◆ What to work on: Every entry that follows should be reproduced exactly.

◆ Extracted material:
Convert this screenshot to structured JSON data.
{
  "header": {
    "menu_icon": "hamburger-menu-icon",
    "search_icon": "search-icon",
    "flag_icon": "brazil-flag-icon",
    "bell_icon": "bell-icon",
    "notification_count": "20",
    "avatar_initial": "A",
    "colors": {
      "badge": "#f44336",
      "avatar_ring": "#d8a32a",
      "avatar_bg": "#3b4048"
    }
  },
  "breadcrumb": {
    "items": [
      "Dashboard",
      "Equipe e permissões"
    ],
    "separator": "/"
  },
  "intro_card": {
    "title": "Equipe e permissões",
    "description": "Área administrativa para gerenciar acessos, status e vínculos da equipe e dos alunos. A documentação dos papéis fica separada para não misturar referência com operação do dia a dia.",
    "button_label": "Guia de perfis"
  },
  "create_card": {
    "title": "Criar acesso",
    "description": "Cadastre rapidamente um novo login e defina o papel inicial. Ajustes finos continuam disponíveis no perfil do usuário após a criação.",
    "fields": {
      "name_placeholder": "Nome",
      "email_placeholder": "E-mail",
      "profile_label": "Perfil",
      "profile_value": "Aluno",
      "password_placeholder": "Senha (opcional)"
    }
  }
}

◆ Worked solution:
Convert this screenshot to structured JSON data.
{
  "header": {
    "menu_icon": "hamburger-menu-icon",
    "search_icon": "search-icon",
    "flag_icon": "brazil-flag-icon",
    "bell_icon": "bell-icon",
    "notification_count": "20",
    "avatar_initial": "A",
    "colors": {
      "badge": "#f44336",
      "avatar_ring": "#d8a32a",
      "avatar_bg": "#3b4048"
    }
  },
  "breadcrumb": {
    "items": [
      "Dashboard",
      "Equipe e permissões"
    ],
    "separator": "/"
  },
  "intro_card": {
    "title": "Equipe e permissões",
    "description": "Área administrativa para gerenciar acessos, status e vínculos da equipe e dos alunos. A documentação dos papéis fica separada para não misturar referência com operação do dia a dia.",
    "button_label": "Guia de perfis"
  },
  "create_card": {
    "title": "Criar acesso",
    "description": "Cadastre rapidamente um novo login e defina o papel inicial. Ajustes finos continuam disponíveis no perfil do usuário após a criação.",
    "fields": {
      "name_placeholder": "Nome",
      "email_placeholder": "E-mail",
      "profile_label": "Perfil",
      "profile_value": "Aluno",
      "password_placeholder": "Senha (opcional)"
    }
  }
}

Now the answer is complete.